Given problem — Change "divider" to "separator" everywhere in these lines, and write out all the lines again with nothing else altered.

(Records from a data collection)
--

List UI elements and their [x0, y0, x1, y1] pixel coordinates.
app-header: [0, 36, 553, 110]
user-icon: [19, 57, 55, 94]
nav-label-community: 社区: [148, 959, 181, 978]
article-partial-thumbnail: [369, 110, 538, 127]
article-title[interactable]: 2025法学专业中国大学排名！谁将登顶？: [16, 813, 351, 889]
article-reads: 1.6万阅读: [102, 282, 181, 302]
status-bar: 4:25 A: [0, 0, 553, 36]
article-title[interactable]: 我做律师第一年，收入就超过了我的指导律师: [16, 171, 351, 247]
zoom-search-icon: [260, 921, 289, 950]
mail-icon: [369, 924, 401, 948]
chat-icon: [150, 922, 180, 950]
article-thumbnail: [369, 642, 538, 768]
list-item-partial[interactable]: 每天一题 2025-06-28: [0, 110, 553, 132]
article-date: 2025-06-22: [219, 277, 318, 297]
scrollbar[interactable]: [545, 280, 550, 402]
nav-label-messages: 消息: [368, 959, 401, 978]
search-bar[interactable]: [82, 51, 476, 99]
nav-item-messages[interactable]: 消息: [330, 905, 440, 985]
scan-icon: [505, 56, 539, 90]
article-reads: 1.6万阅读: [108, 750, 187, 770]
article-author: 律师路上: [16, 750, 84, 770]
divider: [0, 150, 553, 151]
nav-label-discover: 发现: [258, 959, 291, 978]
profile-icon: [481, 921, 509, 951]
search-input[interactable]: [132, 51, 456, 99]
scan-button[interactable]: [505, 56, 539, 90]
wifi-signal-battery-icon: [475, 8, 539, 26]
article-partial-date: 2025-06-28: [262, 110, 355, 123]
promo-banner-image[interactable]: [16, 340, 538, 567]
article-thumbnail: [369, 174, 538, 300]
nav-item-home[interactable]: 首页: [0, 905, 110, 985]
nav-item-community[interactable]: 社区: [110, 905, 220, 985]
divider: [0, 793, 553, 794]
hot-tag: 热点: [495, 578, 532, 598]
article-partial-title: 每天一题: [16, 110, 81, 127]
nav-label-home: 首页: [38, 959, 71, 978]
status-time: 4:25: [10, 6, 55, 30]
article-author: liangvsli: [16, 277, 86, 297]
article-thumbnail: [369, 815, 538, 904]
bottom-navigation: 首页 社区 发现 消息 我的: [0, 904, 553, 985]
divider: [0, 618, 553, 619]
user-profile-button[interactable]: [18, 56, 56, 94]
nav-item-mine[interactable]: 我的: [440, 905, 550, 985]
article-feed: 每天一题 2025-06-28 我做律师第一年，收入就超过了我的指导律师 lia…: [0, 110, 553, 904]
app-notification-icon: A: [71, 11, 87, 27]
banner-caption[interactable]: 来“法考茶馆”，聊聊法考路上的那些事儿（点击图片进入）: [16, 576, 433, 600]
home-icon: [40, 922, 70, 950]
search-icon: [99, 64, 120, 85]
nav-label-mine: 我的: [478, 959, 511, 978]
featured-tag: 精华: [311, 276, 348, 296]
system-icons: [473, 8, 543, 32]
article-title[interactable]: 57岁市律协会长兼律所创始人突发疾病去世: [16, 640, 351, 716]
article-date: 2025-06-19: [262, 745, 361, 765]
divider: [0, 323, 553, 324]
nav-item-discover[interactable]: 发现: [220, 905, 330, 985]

--

Task response —
List UI elements and their [x0, y0, x1, y1] pixel coordinates.
app-header: [0, 36, 553, 110]
user-icon: [19, 57, 55, 94]
nav-label-community: 社区: [148, 959, 181, 978]
article-partial-thumbnail: [369, 110, 538, 127]
article-title[interactable]: 2025法学专业中国大学排名！谁将登顶？: [16, 813, 351, 889]
article-reads: 1.6万阅读: [102, 282, 181, 302]
status-bar: 4:25 A: [0, 0, 553, 36]
article-title[interactable]: 我做律师第一年，收入就超过了我的指导律师: [16, 171, 351, 247]
zoom-search-icon: [260, 921, 289, 950]
mail-icon: [369, 924, 401, 948]
chat-icon: [150, 922, 180, 950]
article-thumbnail: [369, 642, 538, 768]
list-item-partial[interactable]: 每天一题 2025-06-28: [0, 110, 553, 132]
article-date: 2025-06-22: [219, 277, 318, 297]
scrollbar[interactable]: [545, 280, 550, 402]
nav-label-messages: 消息: [368, 959, 401, 978]
search-bar[interactable]: [82, 51, 476, 99]
nav-item-messages[interactable]: 消息: [330, 905, 440, 985]
scan-icon: [505, 56, 539, 90]
article-reads: 1.6万阅读: [108, 750, 187, 770]
article-author: 律师路上: [16, 750, 84, 770]
separator: [0, 150, 553, 151]
nav-label-discover: 发现: [258, 959, 291, 978]
profile-icon: [481, 921, 509, 951]
search-input[interactable]: [132, 51, 456, 99]
scan-button[interactable]: [505, 56, 539, 90]
wifi-signal-battery-icon: [475, 8, 539, 26]
article-partial-date: 2025-06-28: [262, 110, 355, 123]
promo-banner-image[interactable]: [16, 340, 538, 567]
article-thumbnail: [369, 174, 538, 300]
nav-item-home[interactable]: 首页: [0, 905, 110, 985]
nav-item-community[interactable]: 社区: [110, 905, 220, 985]
separator: [0, 793, 553, 794]
hot-tag: 热点: [495, 578, 532, 598]
article-partial-title: 每天一题: [16, 110, 81, 127]
nav-label-home: 首页: [38, 959, 71, 978]
status-time: 4:25: [10, 6, 55, 30]
article-author: liangvsli: [16, 277, 86, 297]
article-thumbnail: [369, 815, 538, 904]
bottom-navigation: 首页 社区 发现 消息 我的: [0, 904, 553, 985]
separator: [0, 618, 553, 619]
user-profile-button[interactable]: [18, 56, 56, 94]
nav-item-mine[interactable]: 我的: [440, 905, 550, 985]
article-feed: 每天一题 2025-06-28 我做律师第一年，收入就超过了我的指导律师 lia…: [0, 110, 553, 904]
app-notification-icon: A: [71, 11, 87, 27]
banner-caption[interactable]: 来“法考茶馆”，聊聊法考路上的那些事儿（点击图片进入）: [16, 576, 433, 600]
home-icon: [40, 922, 70, 950]
search-icon: [99, 64, 120, 85]
nav-label-mine: 我的: [478, 959, 511, 978]
featured-tag: 精华: [311, 276, 348, 296]
system-icons: [473, 8, 543, 32]
article-title[interactable]: 57岁市律协会长兼律所创始人突发疾病去世: [16, 640, 351, 716]
article-date: 2025-06-19: [262, 745, 361, 765]
separator: [0, 323, 553, 324]
nav-item-discover[interactable]: 发现: [220, 905, 330, 985]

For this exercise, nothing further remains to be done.